=== What is asked ===
Set down all of the data that follows word for word, without the images.

=== Provided entries ===
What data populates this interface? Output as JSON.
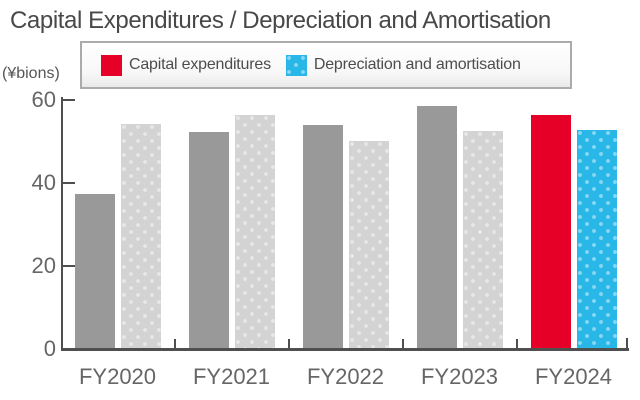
{
  "title": "Capital Expenditures / Depreciation and Amortisation",
  "y_axis_unit": "(¥bions)",
  "legend": {
    "items": [
      {
        "label": "Capital expenditures",
        "color": "#e60027"
      },
      {
        "label": "Depreciation and amortisation",
        "color": "#29b7e8"
      }
    ]
  },
  "chart_data": {
    "type": "bar",
    "title": "Capital Expenditures / Depreciation and Amortisation",
    "ylabel": "(¥bions)",
    "categories": [
      "FY2020",
      "FY2021",
      "FY2022",
      "FY2023",
      "FY2024"
    ],
    "series": [
      {
        "name": "Capital expenditures",
        "values": [
          37.3,
          52.2,
          54.0,
          58.5,
          56.5
        ],
        "color": "#999999",
        "highlight_color": "#e60027",
        "pattern": "solid"
      },
      {
        "name": "Depreciation and amortisation",
        "values": [
          54.3,
          56.4,
          50.0,
          52.5,
          52.7
        ],
        "color": "#d3d3d3",
        "highlight_color": "#29b7e8",
        "pattern": "dots"
      }
    ],
    "highlight_category": "FY2024",
    "ylim": [
      0,
      60
    ],
    "yticks": [
      0,
      20,
      40,
      60
    ],
    "grid": false,
    "legend_position": "top"
  }
}
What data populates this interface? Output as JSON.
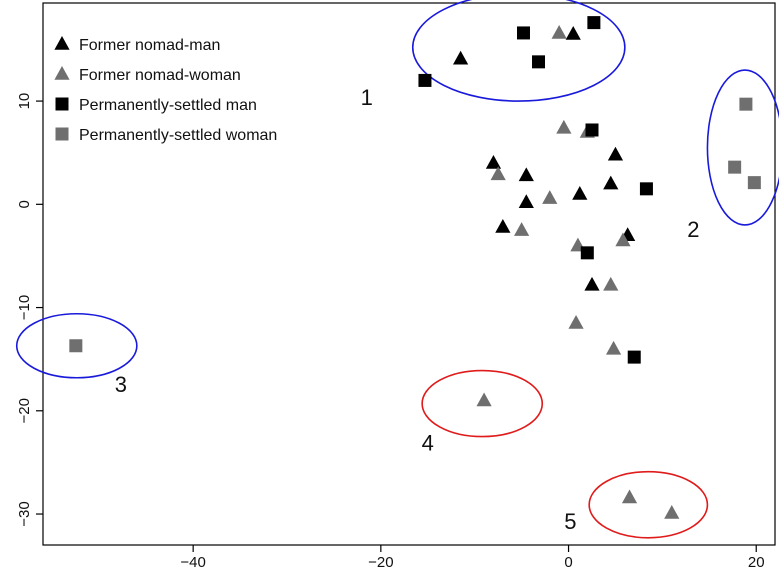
{
  "chart_data": {
    "type": "scatter",
    "title": "",
    "xlabel": "",
    "ylabel": "",
    "xlim": [
      -56,
      22
    ],
    "ylim": [
      -33,
      19.5
    ],
    "xticks": [
      -40,
      -20,
      0,
      20
    ],
    "yticks": [
      -30,
      -20,
      -10,
      0,
      10
    ],
    "grid": false,
    "legend_position": "top-left",
    "colors": {
      "black": "#000000",
      "gray": "#6f6f6f",
      "blue": "#1a1adb",
      "red": "#e01b1b"
    },
    "series": [
      {
        "name": "Former nomad-man",
        "marker": "triangle",
        "color": "#000000",
        "points": [
          [
            -11.5,
            14.1
          ],
          [
            0.5,
            16.5
          ],
          [
            -8,
            4
          ],
          [
            -4.5,
            2.8
          ],
          [
            -4.5,
            0.2
          ],
          [
            1.2,
            1
          ],
          [
            4.5,
            2
          ],
          [
            5,
            4.8
          ],
          [
            -7,
            -2.2
          ],
          [
            6.3,
            -3
          ],
          [
            2.5,
            -7.8
          ]
        ]
      },
      {
        "name": "Former nomad-woman",
        "marker": "triangle",
        "color": "#6f6f6f",
        "points": [
          [
            -1,
            16.6
          ],
          [
            -0.5,
            7.4
          ],
          [
            2,
            7
          ],
          [
            -7.5,
            2.9
          ],
          [
            -2,
            0.6
          ],
          [
            -5,
            -2.5
          ],
          [
            1,
            -4
          ],
          [
            5.8,
            -3.5
          ],
          [
            4.5,
            -7.8
          ],
          [
            0.8,
            -11.5
          ],
          [
            4.8,
            -14
          ],
          [
            -9,
            -19
          ],
          [
            6.5,
            -28.4
          ],
          [
            11,
            -29.9
          ]
        ]
      },
      {
        "name": "Permanently-settled man",
        "marker": "square",
        "color": "#000000",
        "points": [
          [
            -15.3,
            12
          ],
          [
            -4.8,
            16.6
          ],
          [
            2.7,
            17.6
          ],
          [
            -3.2,
            13.8
          ],
          [
            2.5,
            7.2
          ],
          [
            8.3,
            1.5
          ],
          [
            2,
            -4.7
          ],
          [
            7,
            -14.8
          ]
        ]
      },
      {
        "name": "Permanently-settled woman",
        "marker": "square",
        "color": "#6f6f6f",
        "points": [
          [
            18.9,
            9.7
          ],
          [
            17.7,
            3.6
          ],
          [
            19.8,
            2.1
          ],
          [
            -52.5,
            -13.7
          ]
        ]
      }
    ],
    "groups": [
      {
        "label": "1",
        "color": "#1a1adb",
        "cx": -5.3,
        "cy": 15.2,
        "rx": 11.3,
        "ry": 5.2,
        "label_at": [
          -21.5,
          10.2
        ]
      },
      {
        "label": "2",
        "color": "#1a1adb",
        "cx": 18.8,
        "cy": 5.5,
        "rx": 4,
        "ry": 7.5,
        "label_at": [
          13.3,
          -2.6
        ]
      },
      {
        "label": "3",
        "color": "#1a1adb",
        "cx": -52.4,
        "cy": -13.7,
        "rx": 6.4,
        "ry": 3.1,
        "label_at": [
          -47.7,
          -17.6
        ]
      },
      {
        "label": "4",
        "color": "#e01b1b",
        "cx": -9.2,
        "cy": -19.3,
        "rx": 6.4,
        "ry": 3.2,
        "label_at": [
          -15,
          -23.3
        ]
      },
      {
        "label": "5",
        "color": "#e01b1b",
        "cx": 8.5,
        "cy": -29.1,
        "rx": 6.3,
        "ry": 3.2,
        "label_at": [
          0.2,
          -30.9
        ]
      }
    ]
  }
}
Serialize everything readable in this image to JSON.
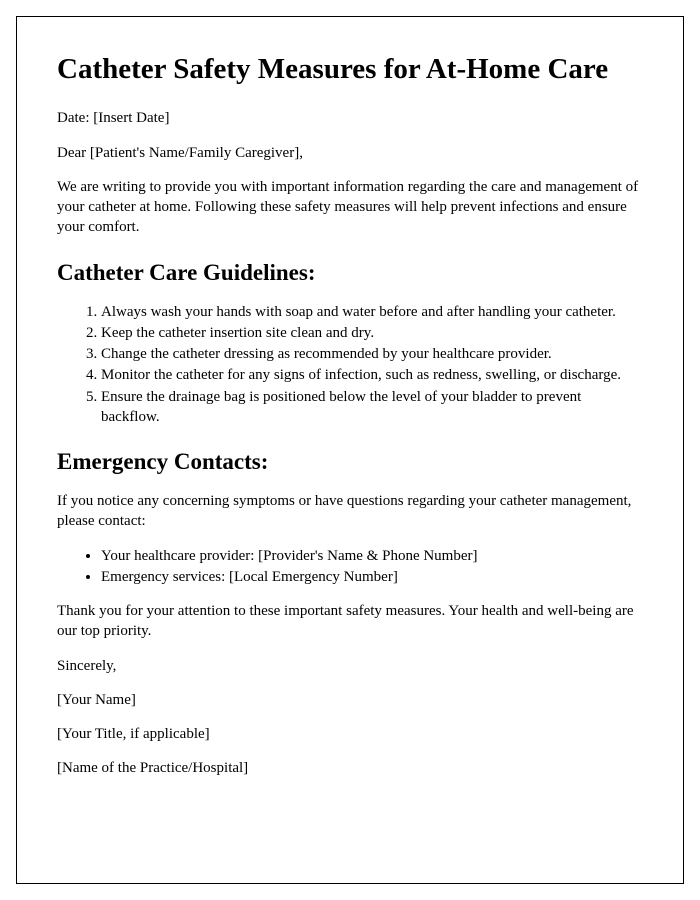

=== Reply to the exercise ===
What data populates this interface? Output as JSON.
{
  "title": "Capital Expenditures / Depreciation and Amortisation",
  "y_axis_unit": "(¥bions)",
  "legend": {
    "items": [
      {
        "label": "Capital expenditures",
        "color": "#e60027"
      },
      {
        "label": "Depreciation and amortisation",
        "color": "#29b7e8"
      }
    ]
  },
  "chart_data": {
    "type": "bar",
    "title": "Capital Expenditures / Depreciation and Amortisation",
    "ylabel": "(¥bions)",
    "categories": [
      "FY2020",
      "FY2021",
      "FY2022",
      "FY2023",
      "FY2024"
    ],
    "series": [
      {
        "name": "Capital expenditures",
        "values": [
          37.3,
          52.2,
          54.0,
          58.5,
          56.5
        ],
        "color": "#999999",
        "highlight_color": "#e60027",
        "pattern": "solid"
      },
      {
        "name": "Depreciation and amortisation",
        "values": [
          54.3,
          56.4,
          50.0,
          52.5,
          52.7
        ],
        "color": "#d3d3d3",
        "highlight_color": "#29b7e8",
        "pattern": "dots"
      }
    ],
    "highlight_category": "FY2024",
    "ylim": [
      0,
      60
    ],
    "yticks": [
      0,
      20,
      40,
      60
    ],
    "grid": false,
    "legend_position": "top"
  }
}
What data populates this interface? Output as JSON.
{
  "chart_data": {
    "type": "scatter",
    "title": "",
    "xlabel": "",
    "ylabel": "",
    "xlim": [
      -56,
      22
    ],
    "ylim": [
      -33,
      19.5
    ],
    "xticks": [
      -40,
      -20,
      0,
      20
    ],
    "yticks": [
      -30,
      -20,
      -10,
      0,
      10
    ],
    "grid": false,
    "legend_position": "top-left",
    "colors": {
      "black": "#000000",
      "gray": "#6f6f6f",
      "blue": "#1a1adb",
      "red": "#e01b1b"
    },
    "series": [
      {
        "name": "Former nomad-man",
        "marker": "triangle",
        "color": "#000000",
        "points": [
          [
            -11.5,
            14.1
          ],
          [
            0.5,
            16.5
          ],
          [
            -8,
            4
          ],
          [
            -4.5,
            2.8
          ],
          [
            -4.5,
            0.2
          ],
          [
            1.2,
            1
          ],
          [
            4.5,
            2
          ],
          [
            5,
            4.8
          ],
          [
            -7,
            -2.2
          ],
          [
            6.3,
            -3
          ],
          [
            2.5,
            -7.8
          ]
        ]
      },
      {
        "name": "Former nomad-woman",
        "marker": "triangle",
        "color": "#6f6f6f",
        "points": [
          [
            -1,
            16.6
          ],
          [
            -0.5,
            7.4
          ],
          [
            2,
            7
          ],
          [
            -7.5,
            2.9
          ],
          [
            -2,
            0.6
          ],
          [
            -5,
            -2.5
          ],
          [
            1,
            -4
          ],
          [
            5.8,
            -3.5
          ],
          [
            4.5,
            -7.8
          ],
          [
            0.8,
            -11.5
          ],
          [
            4.8,
            -14
          ],
          [
            -9,
            -19
          ],
          [
            6.5,
            -28.4
          ],
          [
            11,
            -29.9
          ]
        ]
      },
      {
        "name": "Permanently-settled man",
        "marker": "square",
        "color": "#000000",
        "points": [
          [
            -15.3,
            12
          ],
          [
            -4.8,
            16.6
          ],
          [
            2.7,
            17.6
          ],
          [
            -3.2,
            13.8
          ],
          [
            2.5,
            7.2
          ],
          [
            8.3,
            1.5
          ],
          [
            2,
            -4.7
          ],
          [
            7,
            -14.8
          ]
        ]
      },
      {
        "name": "Permanently-settled woman",
        "marker": "square",
        "color": "#6f6f6f",
        "points": [
          [
            18.9,
            9.7
          ],
          [
            17.7,
            3.6
          ],
          [
            19.8,
            2.1
          ],
          [
            -52.5,
            -13.7
          ]
        ]
      }
    ],
    "groups": [
      {
        "label": "1",
        "color": "#1a1adb",
        "cx": -5.3,
        "cy": 15.2,
        "rx": 11.3,
        "ry": 5.2,
        "label_at": [
          -21.5,
          10.2
        ]
      },
      {
        "label": "2",
        "color": "#1a1adb",
        "cx": 18.8,
        "cy": 5.5,
        "rx": 4,
        "ry": 7.5,
        "label_at": [
          13.3,
          -2.6
        ]
      },
      {
        "label": "3",
        "color": "#1a1adb",
        "cx": -52.4,
        "cy": -13.7,
        "rx": 6.4,
        "ry": 3.1,
        "label_at": [
          -47.7,
          -17.6
        ]
      },
      {
        "label": "4",
        "color": "#e01b1b",
        "cx": -9.2,
        "cy": -19.3,
        "rx": 6.4,
        "ry": 3.2,
        "label_at": [
          -15,
          -23.3
        ]
      },
      {
        "label": "5",
        "color": "#e01b1b",
        "cx": 8.5,
        "cy": -29.1,
        "rx": 6.3,
        "ry": 3.2,
        "label_at": [
          0.2,
          -30.9
        ]
      }
    ]
  }
}
Serialize everything readable in this image to JSON.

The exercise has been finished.